* Data excerpts
───
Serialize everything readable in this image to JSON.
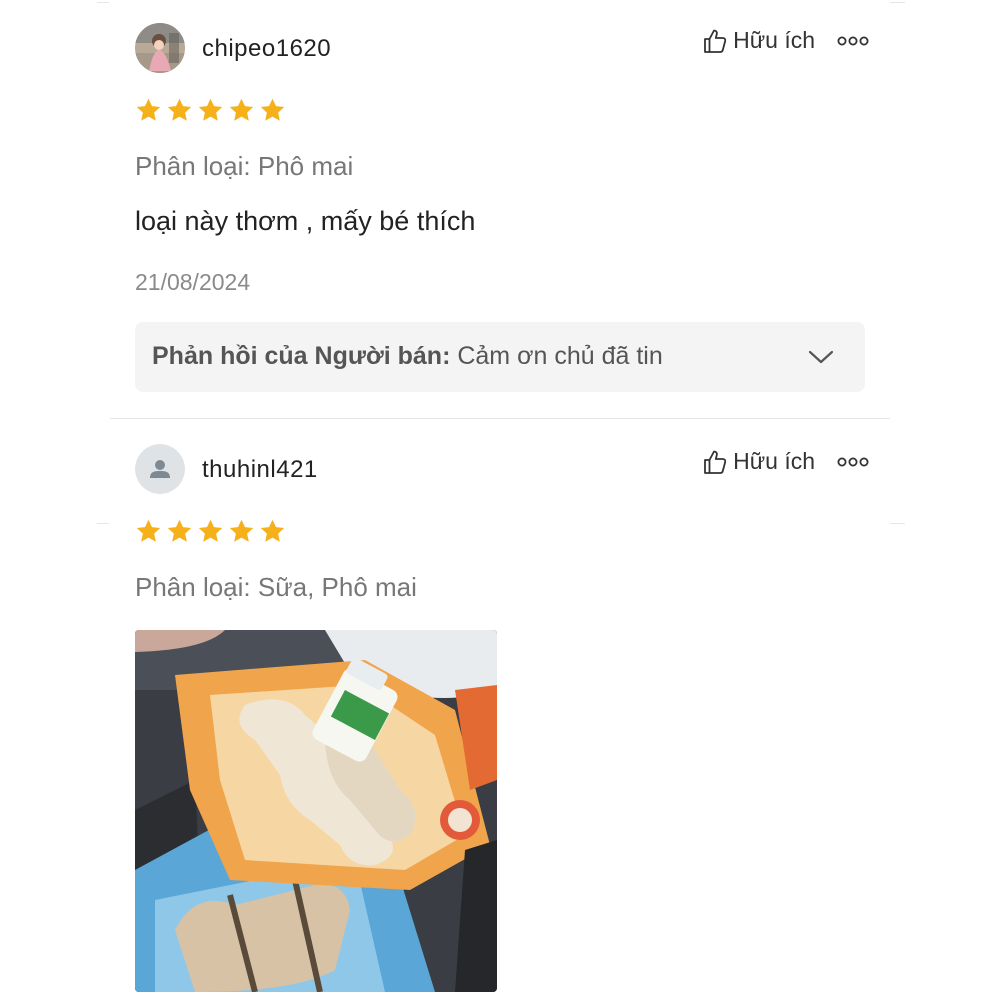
{
  "reviews": [
    {
      "username": "chipeo1620",
      "avatar": "photo-avatar",
      "helpful_label": "Hữu ích",
      "rating": 5,
      "variant": "Phân loại: Phô mai",
      "comment": "loại này thơm , mấy bé thích",
      "date": "21/08/2024",
      "seller_reply": {
        "label": "Phản hồi của Người bán:",
        "text": "Cảm ơn chủ đã tin"
      }
    },
    {
      "username": "thuhinl421",
      "avatar": "default-user-icon",
      "helpful_label": "Hữu ích",
      "rating": 5,
      "variant": "Phân loại: Sữa, Phô mai",
      "photo": "product-photo"
    }
  ],
  "colors": {
    "star": "#f6b01a",
    "divider": "#e6e6e6",
    "reply_background": "#f4f4f4",
    "muted_text": "#777777"
  },
  "icons": [
    "thumbs-up-icon",
    "more-options-icon",
    "star-icon",
    "chevron-down-icon",
    "user-icon"
  ]
}
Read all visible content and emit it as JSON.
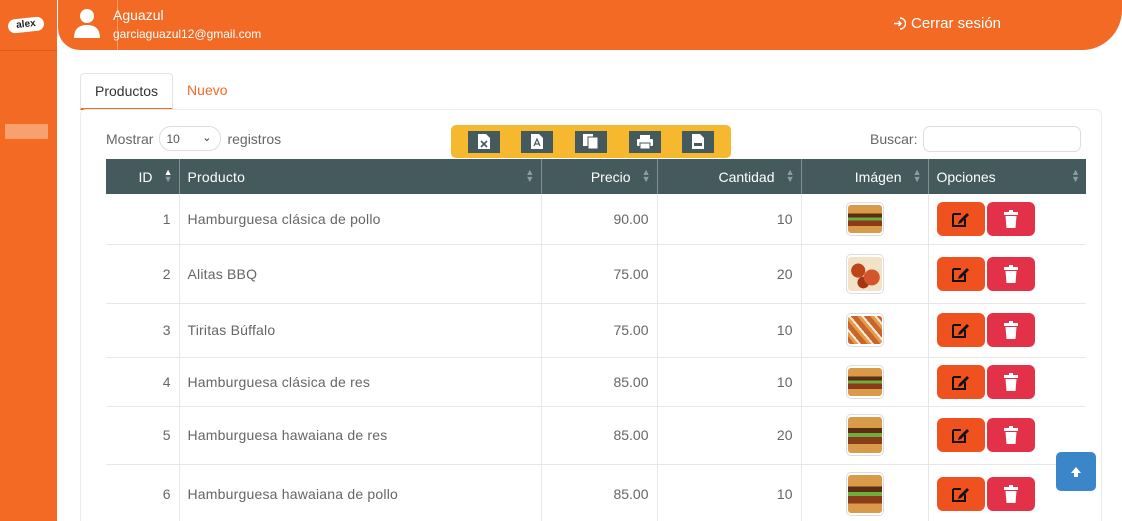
{
  "sidebar": {
    "logo_text": "alex"
  },
  "header": {
    "user_name": "Aguazul",
    "user_email": "garciaguazul12@gmail.com",
    "logout_label": "Cerrar sesión"
  },
  "tabs": [
    {
      "label": "Productos",
      "active": true
    },
    {
      "label": "Nuevo",
      "active": false
    }
  ],
  "controls": {
    "show_prefix": "Mostrar",
    "show_value": "10",
    "show_suffix": "registros",
    "search_label": "Buscar:",
    "search_value": "",
    "export_buttons": [
      "excel-icon",
      "pdf-icon",
      "copy-icon",
      "print-icon",
      "csv-icon"
    ]
  },
  "table": {
    "columns": [
      "ID",
      "Producto",
      "Precio",
      "Cantidad",
      "Imágen",
      "Opciones"
    ],
    "rows": [
      {
        "id": "1",
        "product": "Hamburguesa clásica de pollo",
        "price": "90.00",
        "qty": "10",
        "image": "burger"
      },
      {
        "id": "2",
        "product": "Alitas BBQ",
        "price": "75.00",
        "qty": "20",
        "image": "wings"
      },
      {
        "id": "3",
        "product": "Tiritas Búffalo",
        "price": "75.00",
        "qty": "10",
        "image": "strips"
      },
      {
        "id": "4",
        "product": "Hamburguesa clásica de res",
        "price": "85.00",
        "qty": "10",
        "image": "burger"
      },
      {
        "id": "5",
        "product": "Hamburguesa hawaiana de res",
        "price": "85.00",
        "qty": "20",
        "image": "burger"
      },
      {
        "id": "6",
        "product": "Hamburguesa hawaiana de pollo",
        "price": "85.00",
        "qty": "10",
        "image": "burger"
      }
    ]
  },
  "colors": {
    "brand": "#f26a24",
    "header_row": "#455a5c",
    "export_bar": "#f5b82e",
    "edit": "#f0521f",
    "delete": "#e23148",
    "scroll_top": "#3a86c8"
  }
}
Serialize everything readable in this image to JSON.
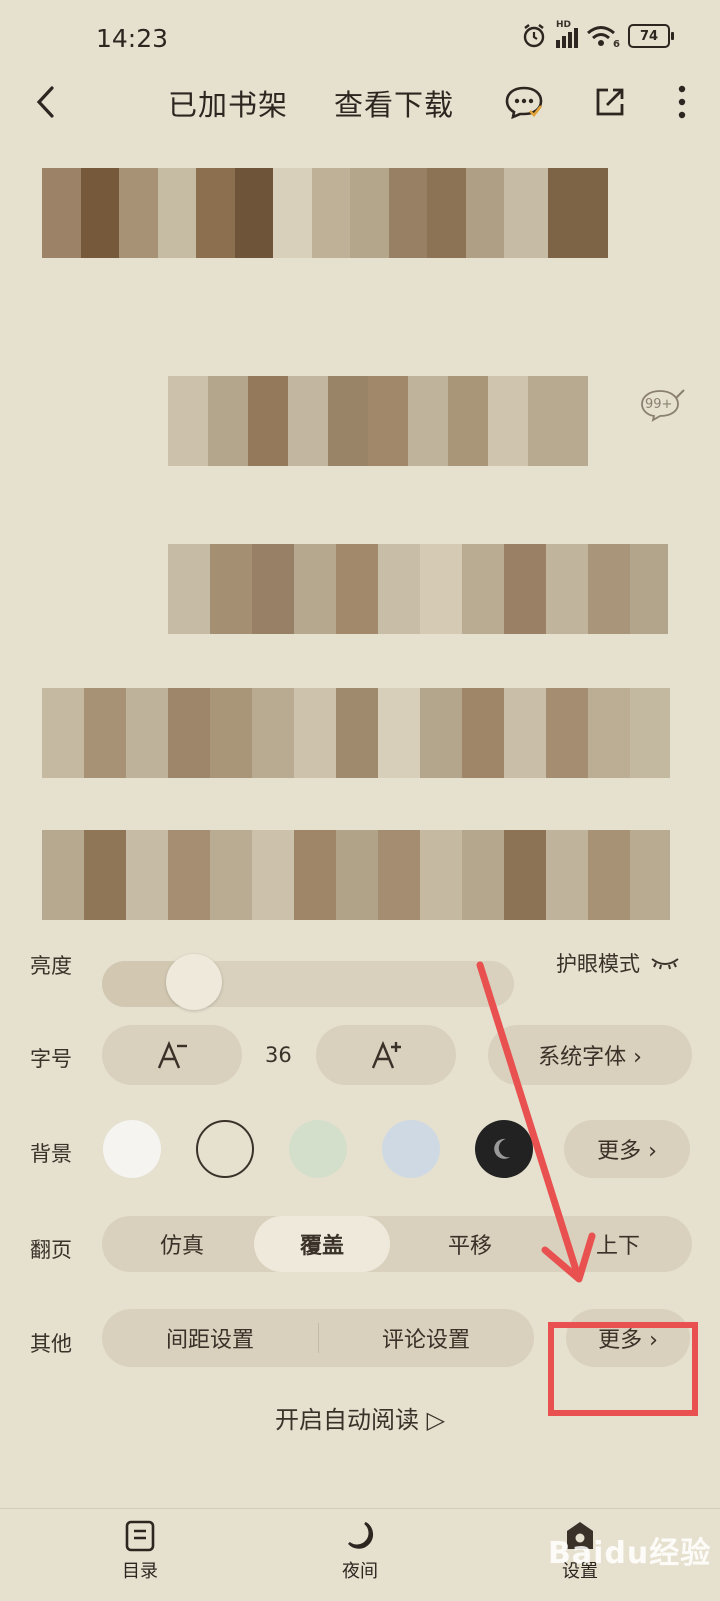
{
  "status_bar": {
    "time": "14:23",
    "network_label": "HD",
    "wifi_label": "6",
    "battery": "74"
  },
  "toolbar": {
    "added_to_shelf": "已加书架",
    "view_download": "查看下载"
  },
  "reading": {
    "comment_count": "99+"
  },
  "settings": {
    "brightness": {
      "label": "亮度",
      "level": 0.1,
      "eye_mode": "护眼模式"
    },
    "font_size": {
      "label": "字号",
      "value": "36",
      "font_family": "系统字体 ›"
    },
    "background": {
      "label": "背景",
      "swatches": [
        "#f5f4f1",
        "#e6e0cf",
        "#d4dfcb",
        "#cfd9e3",
        "#222222"
      ],
      "more": "更多 ›"
    },
    "page_turn": {
      "label": "翻页",
      "options": [
        "仿真",
        "覆盖",
        "平移",
        "上下"
      ],
      "active": "覆盖"
    },
    "other": {
      "label": "其他",
      "spacing": "间距设置",
      "comment": "评论设置",
      "more": "更多 ›"
    },
    "auto_read": "开启自动阅读 ▷"
  },
  "bottom_nav": {
    "items": [
      {
        "label": "目录"
      },
      {
        "label": "夜间"
      },
      {
        "label": "设置"
      }
    ]
  },
  "watermark": "Baidu经验",
  "colors": {
    "accent": "#2d2620",
    "annotation_red": "#e85150",
    "page_bg": "#e6e0cf"
  }
}
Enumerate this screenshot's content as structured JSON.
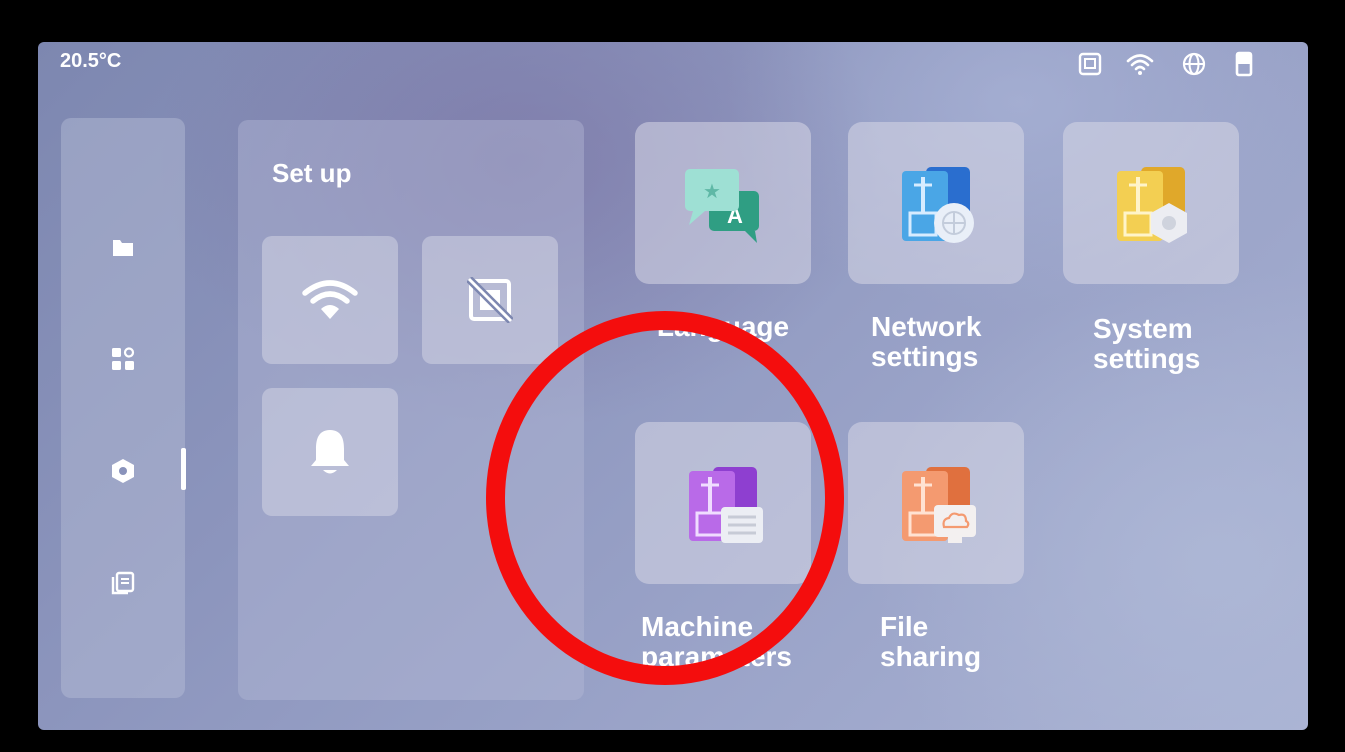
{
  "status_bar": {
    "temperature": "20.5°C",
    "icons": [
      "screen-icon",
      "wifi-icon",
      "globe-icon",
      "usb-icon"
    ]
  },
  "sidebar": {
    "items": [
      {
        "icon": "folder-icon"
      },
      {
        "icon": "apps-icon"
      },
      {
        "icon": "settings-hex-icon",
        "active": true
      },
      {
        "icon": "log-icon"
      }
    ]
  },
  "setup_panel": {
    "title": "Set up",
    "quick_tiles": [
      {
        "icon": "wifi-icon"
      },
      {
        "icon": "screen-off-icon"
      },
      {
        "icon": "bell-icon"
      }
    ]
  },
  "apps": [
    {
      "label": "Language",
      "icon": "language-icon"
    },
    {
      "label_lines": [
        "Network",
        "settings"
      ],
      "icon": "network-settings-icon"
    },
    {
      "label_lines": [
        "System",
        "settings"
      ],
      "icon": "system-settings-icon"
    },
    {
      "label_lines": [
        "Machine",
        "parameters"
      ],
      "icon": "machine-parameters-icon"
    },
    {
      "label_lines": [
        "File",
        "sharing"
      ],
      "icon": "file-sharing-icon"
    }
  ],
  "annotation": {
    "color": "#f40d0d"
  }
}
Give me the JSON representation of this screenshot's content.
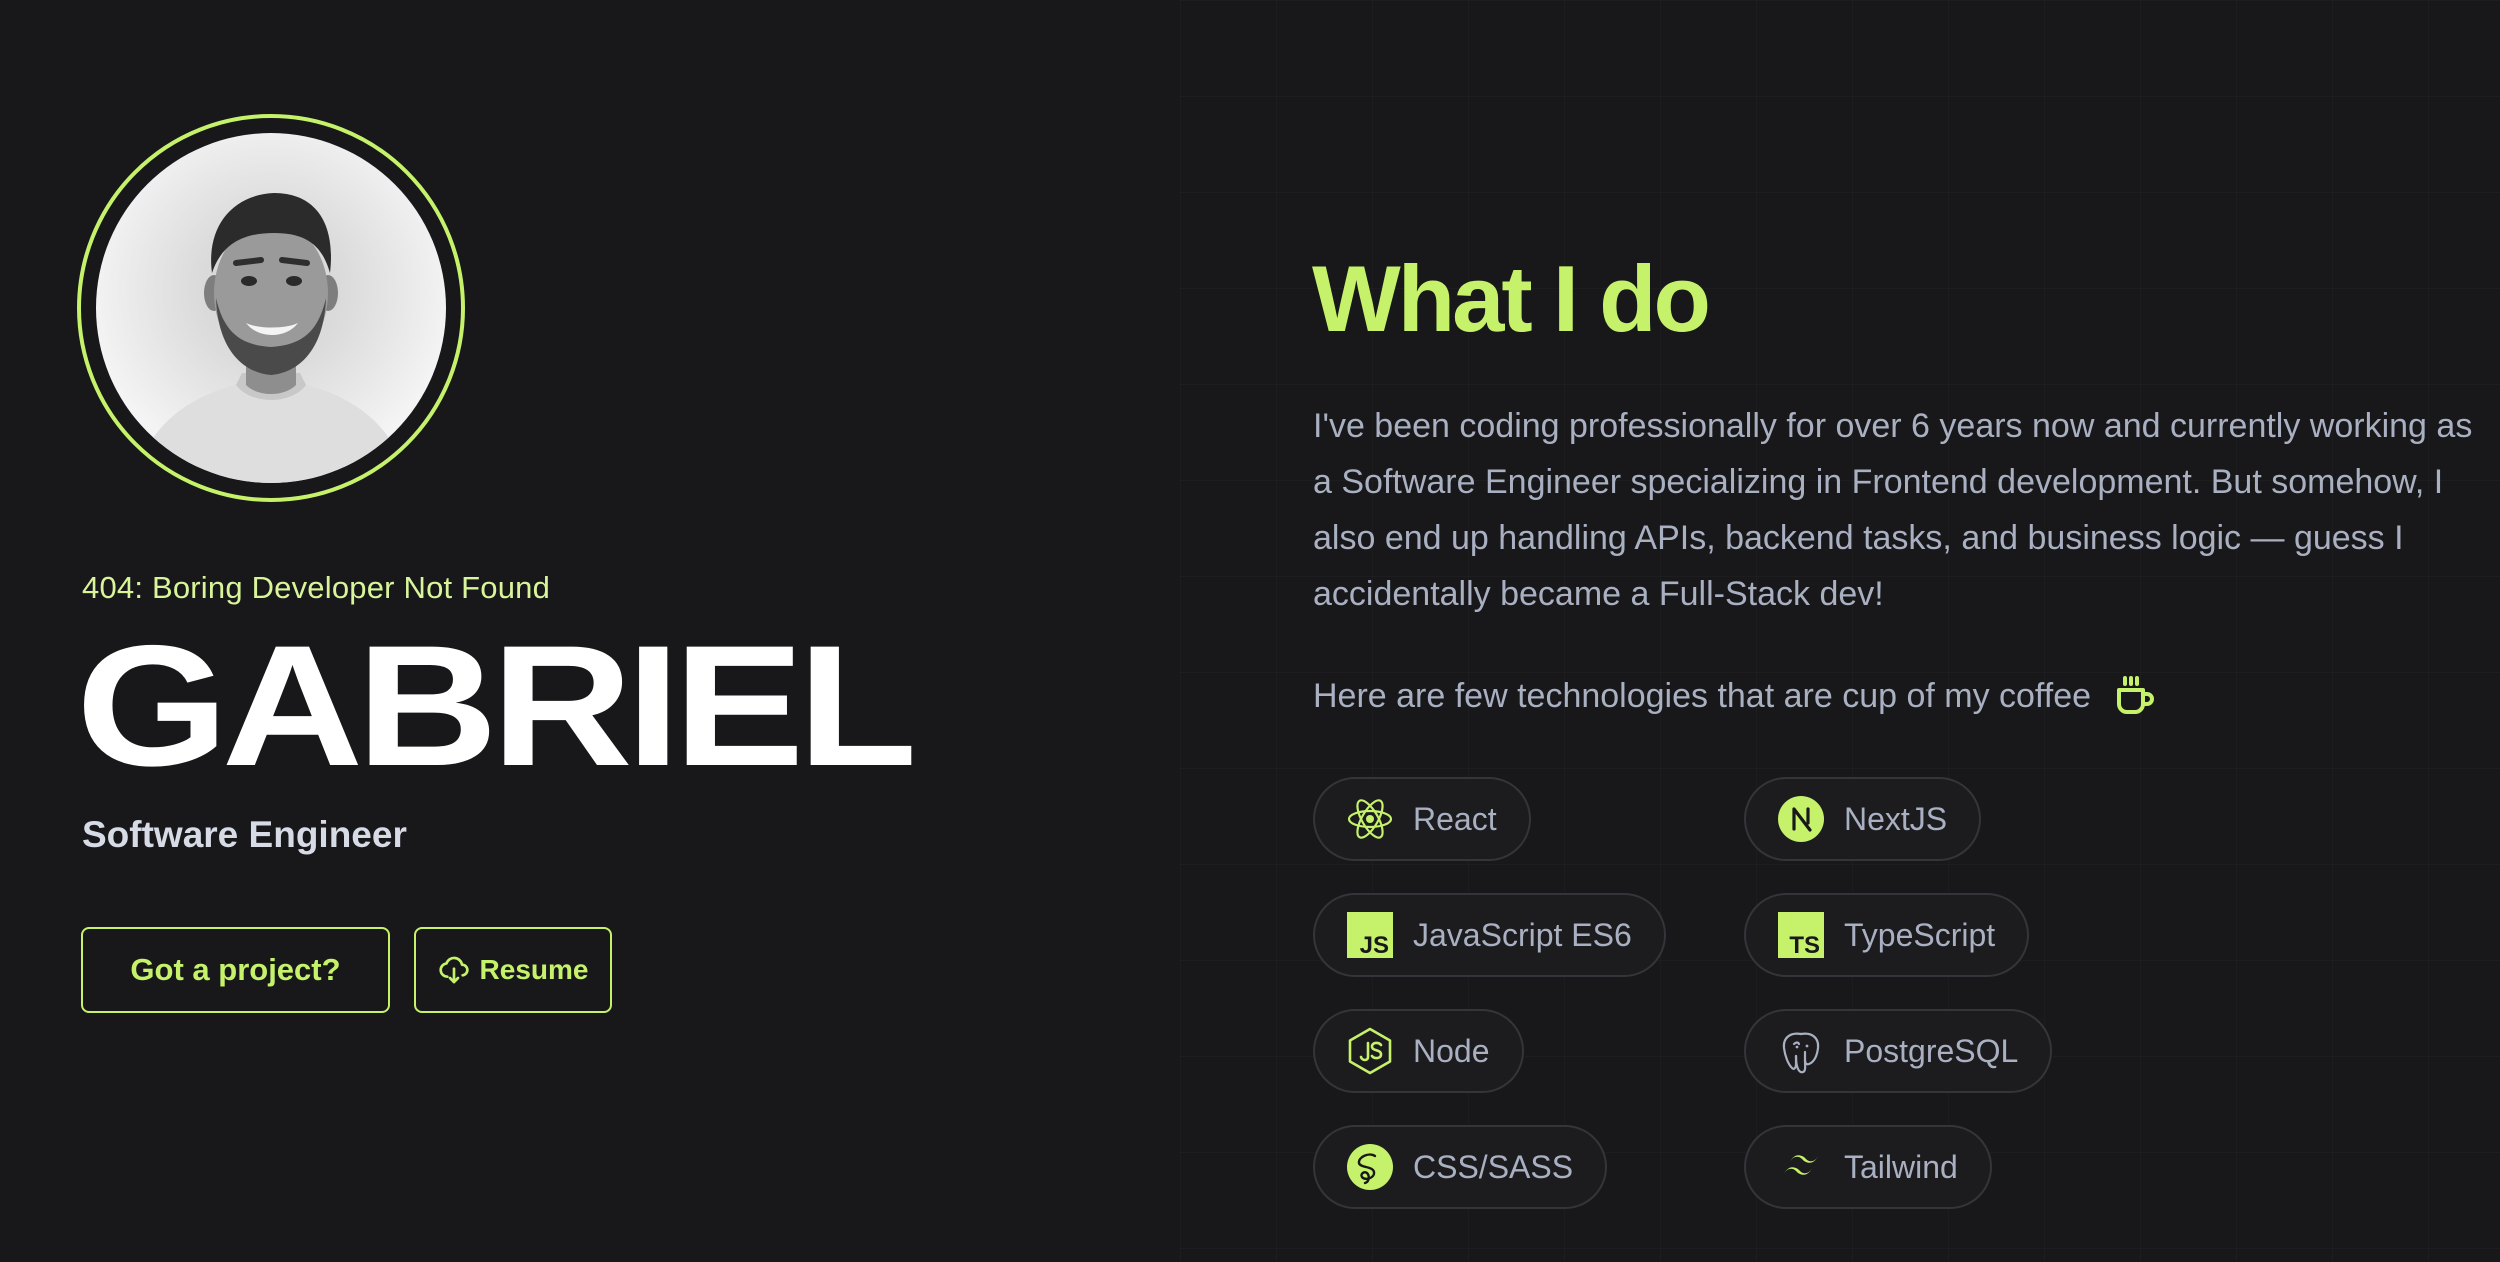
{
  "hero": {
    "tagline": "404: Boring Developer Not Found",
    "name": "GABRIEL",
    "role": "Software Engineer",
    "project_button": "Got a project?",
    "resume_button": "Resume"
  },
  "about": {
    "title": "What I do",
    "intro": "I've been coding professionally for over 6 years now and currently working as a Software Engineer specializing in Frontend development. But somehow, I also end up handling APIs, backend tasks, and business logic — guess I accidentally became a Full-Stack dev!",
    "tech_intro": "Here are few technologies that are cup of my coffee"
  },
  "technologies": [
    {
      "label": "React",
      "icon": "react-icon"
    },
    {
      "label": "NextJS",
      "icon": "nextjs-icon"
    },
    {
      "label": "JavaScript ES6",
      "icon": "javascript-icon"
    },
    {
      "label": "TypeScript",
      "icon": "typescript-icon"
    },
    {
      "label": "Node",
      "icon": "nodejs-icon"
    },
    {
      "label": "PostgreSQL",
      "icon": "postgresql-icon"
    },
    {
      "label": "CSS/SASS",
      "icon": "sass-icon"
    },
    {
      "label": "Tailwind",
      "icon": "tailwind-icon"
    }
  ],
  "colors": {
    "background": "#18181a",
    "accent": "#c5f26a",
    "text_muted": "#a9b0c2",
    "chip_border": "#34353a"
  }
}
───
* WHAT IS REQUIRED
Copy every line that contains the string "pollo".

* EXPECTED ANSWER
        "product": "Hamburguesa clásica de pollo",
        "product": "Hamburguesa hawaiana de pollo",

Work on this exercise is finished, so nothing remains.